- [Exercise inputs]
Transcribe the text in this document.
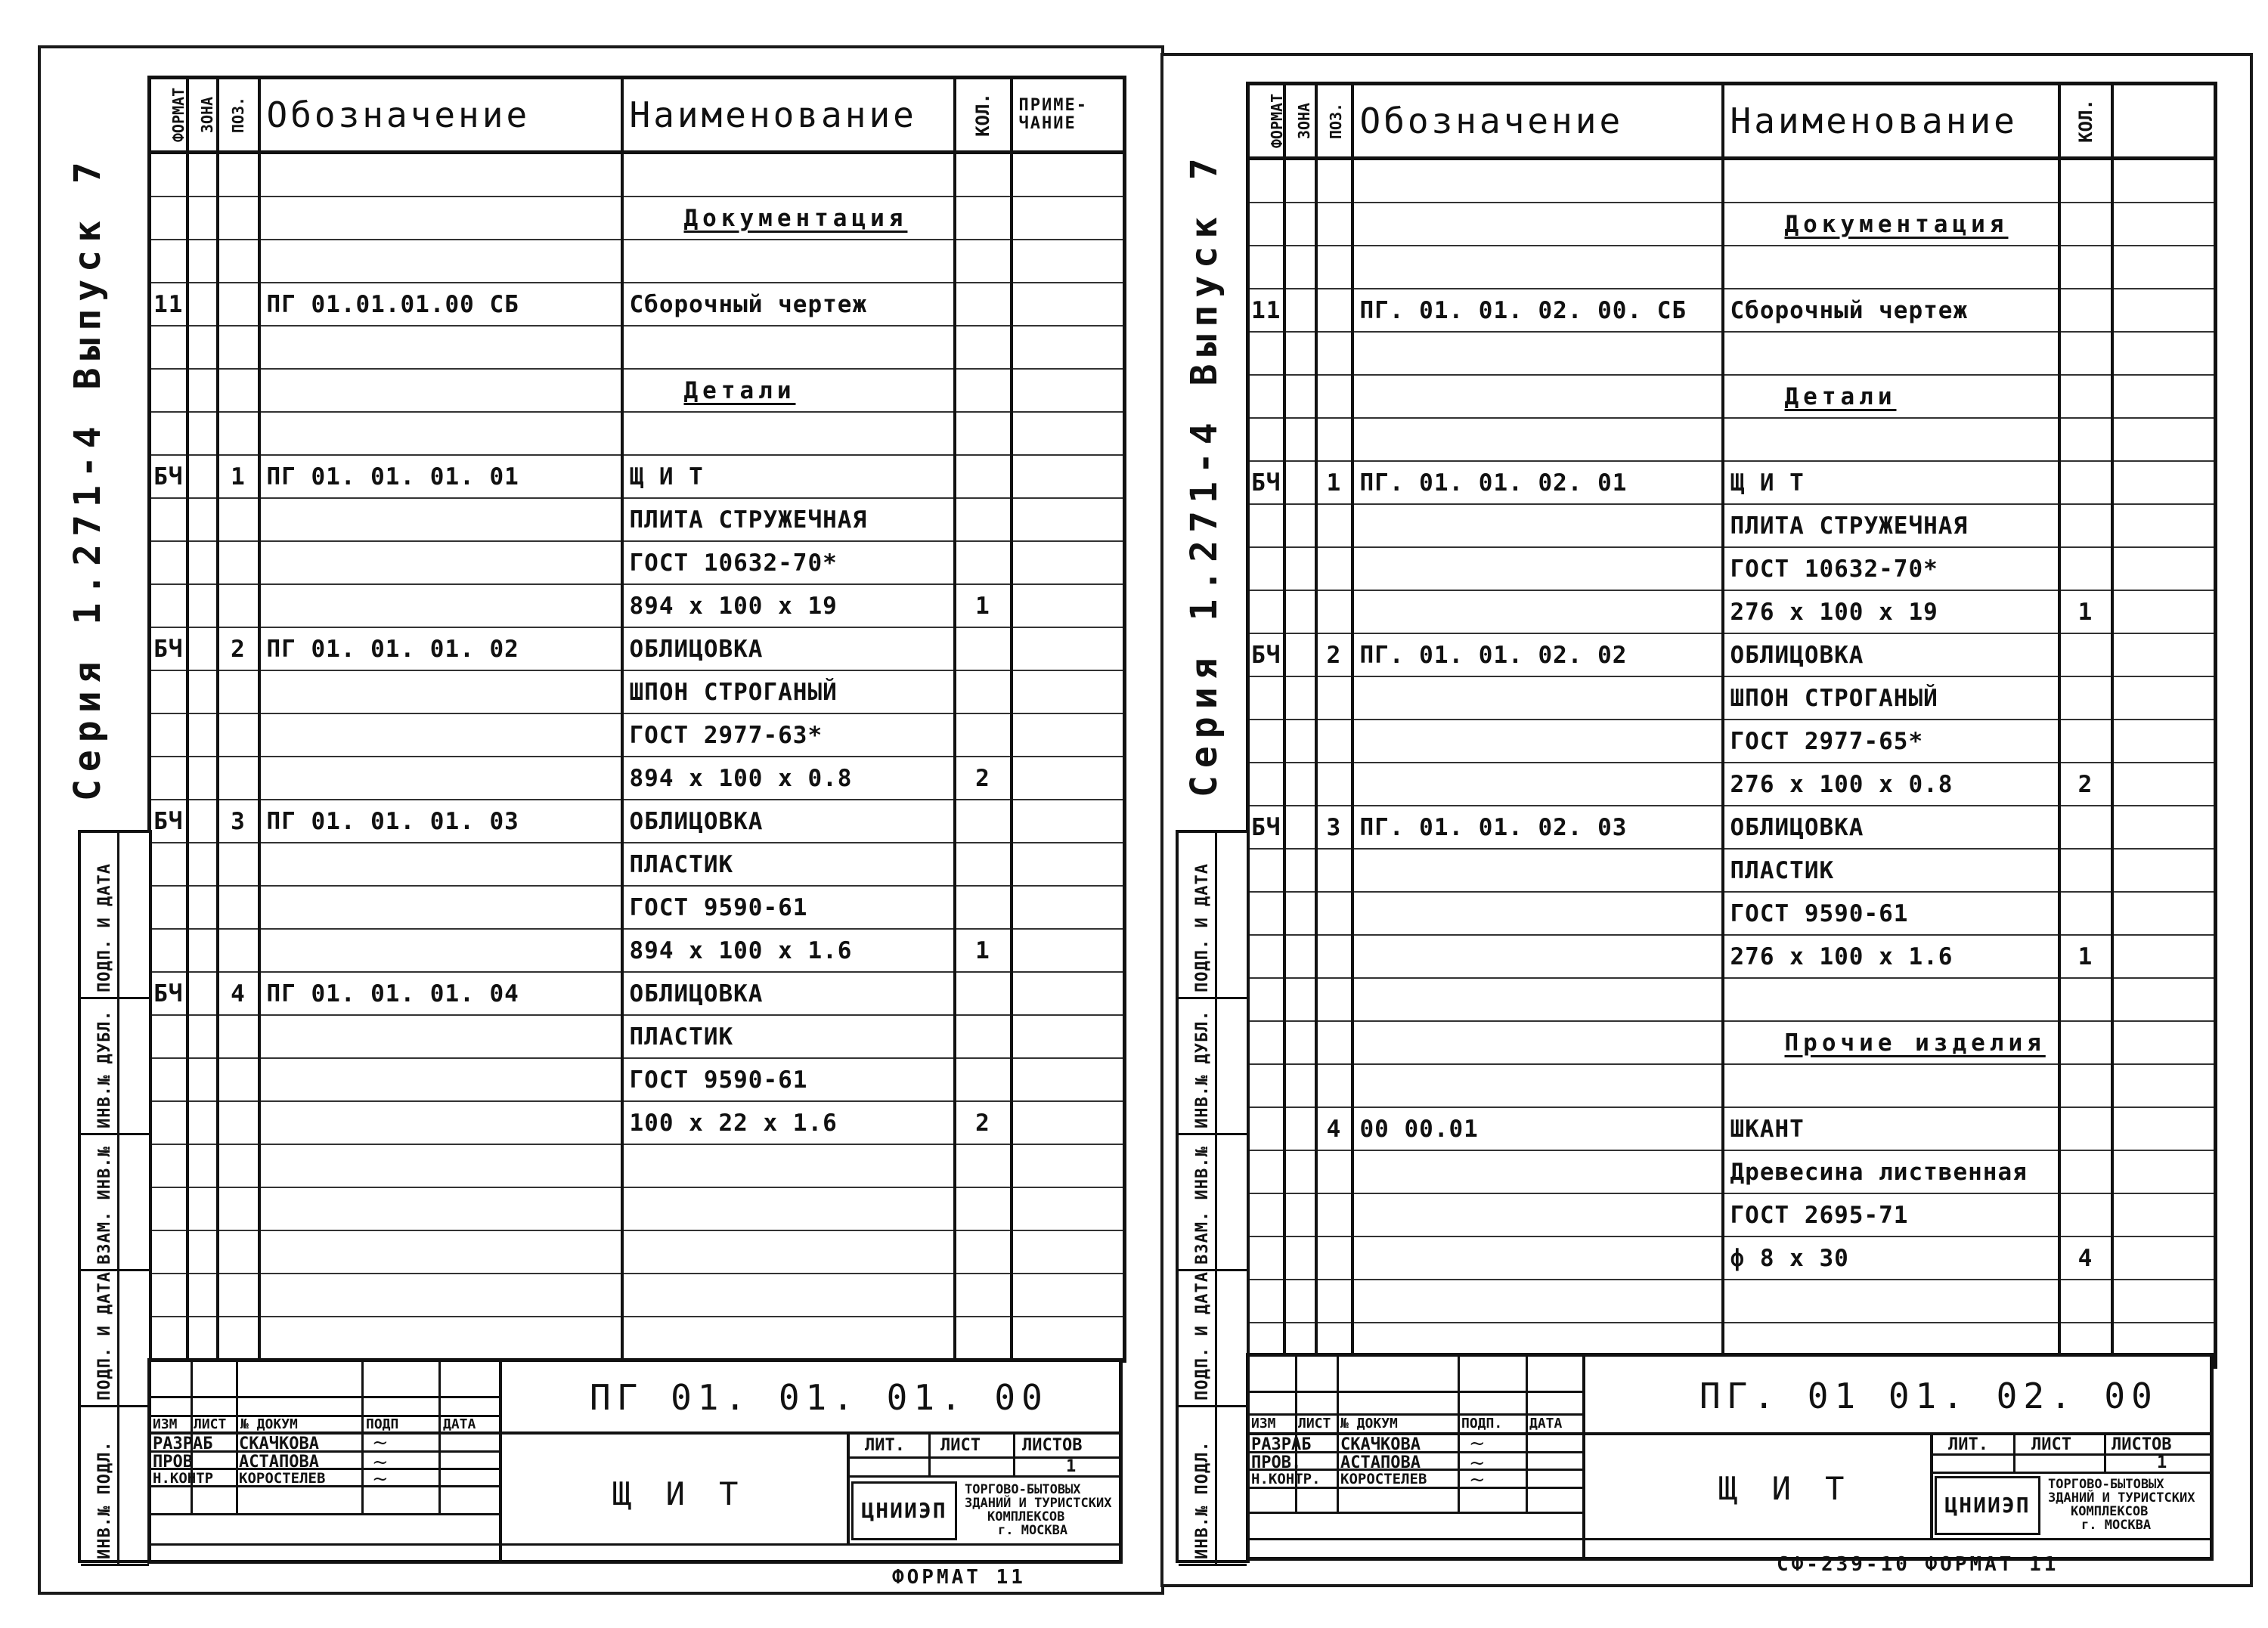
Серия 1.271-4 Выпуск 7
ФОРМАТ	ЗОНА	ПОЗ.	Обозначение	Наименование	КОЛ.	ПРИМЕ-
ЧАНИЕ

				Документация		

11			ПГ 01.01.01.00 СБ	Сборочный чертеж		

				Детали		

БЧ		1	ПГ 01. 01. 01. 01	Щ И Т		
				ПЛИТА СТРУЖЕЧНАЯ		
				ГОСТ 10632-70*		
				894 х 100 х 19	1	
БЧ		2	ПГ 01. 01. 01. 02	ОБЛИЦОВКА		
				ШПОН СТРОГАНЫЙ		
				ГОСТ 2977-63*		
				894 х 100 х 0.8	2	
БЧ		3	ПГ 01. 01. 01. 03	ОБЛИЦОВКА		
				ПЛАСТИК		
				ГОСТ 9590-61		
				894 х 100 х 1.6	1	
БЧ		4	ПГ 01. 01. 01. 04	ОБЛИЦОВКА		
				ПЛАСТИК		
				ГОСТ 9590-61		
				100 х 22 х 1.6	2	

ПОДП. И ДАТА
ИНВ.№ ДУБЛ.
ВЗАМ. ИНВ.№
ПОДП. И ДАТА
ИНВ.№ ПОДЛ.
ИЗМ ЛИСТ № ДОКУМ	ПОДП	ДАТА
РАЗРАБ СКАЧКОВА
ПРОВ	АСТАПОВА
Н.КОНТР КОРОСТЕЛЕВ
~
~
~
ПГ 01. 01. 01. 00
Щ И Т
ЛИТ. ЛИСТ	ЛИСТОВ
1
ЦНИИЭП
ТОРГОВО-БЫТОВЫХ
ЗДАНИЙ И ТУРИСТСКИХ
КОМПЛЕКСОВ
г. МОСКВА
ФОРМАТ 11
Серия 1.271-4 Выпуск 7
ФОРМАТ	ЗОНА	ПОЗ.	Обозначение	Наименование	КОЛ.	

				Документация		

11			ПГ. 01. 01. 02. 00. СБ	Сборочный чертеж		

				Детали		

БЧ		1	ПГ. 01. 01. 02. 01	Щ И Т		
				ПЛИТА СТРУЖЕЧНАЯ		
				ГОСТ 10632-70*		
				276 х 100 х 19	1	
БЧ		2	ПГ. 01. 01. 02. 02	ОБЛИЦОВКА		
				ШПОН СТРОГАНЫЙ		
				ГОСТ 2977-65*		
				276 х 100 х 0.8	2	
БЧ		3	ПГ. 01. 01. 02. 03	ОБЛИЦОВКА		
				ПЛАСТИК		
				ГОСТ 9590-61		
				276 х 100 х 1.6	1	

				Прочие изделия		

		4	00 00.01	ШКАНТ		
				Древесина лиственная		
				ГОСТ 2695-71		
				ф 8 х 30	4	

ПОДП. И ДАТА
ИНВ.№ ДУБЛ.
ВЗАМ. ИНВ.№
ПОДП. И ДАТА
ИНВ.№ ПОДЛ.
ИЗМ ЛИСТ № ДОКУМ	ПОДП. ДАТА
РАЗРАБ СКАЧКОВА
ПРОВ. АСТАПОВА
Н.КОНТР. КОРОСТЕЛЕВ
~
~
~
ПГ. 01 01. 02. 00
Щ И Т
ЛИТ.	ЛИСТ ЛИСТОВ
1
ЦНИИЭП
ТОРГОВО-БЫТОВЫХ
ЗДАНИЙ И ТУРИСТСКИХ
КОМПЛЕКСОВ
г. МОСКВА
СФ-239-10 ФОРМАТ 11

- [The task] Pick out each line in the material containing "чертеж".

- [Finished task]
11			ПГ 01.01.01.00 СБ	Сборочный чертеж		
11			ПГ. 01. 01. 02. 00. СБ	Сборочный чертеж		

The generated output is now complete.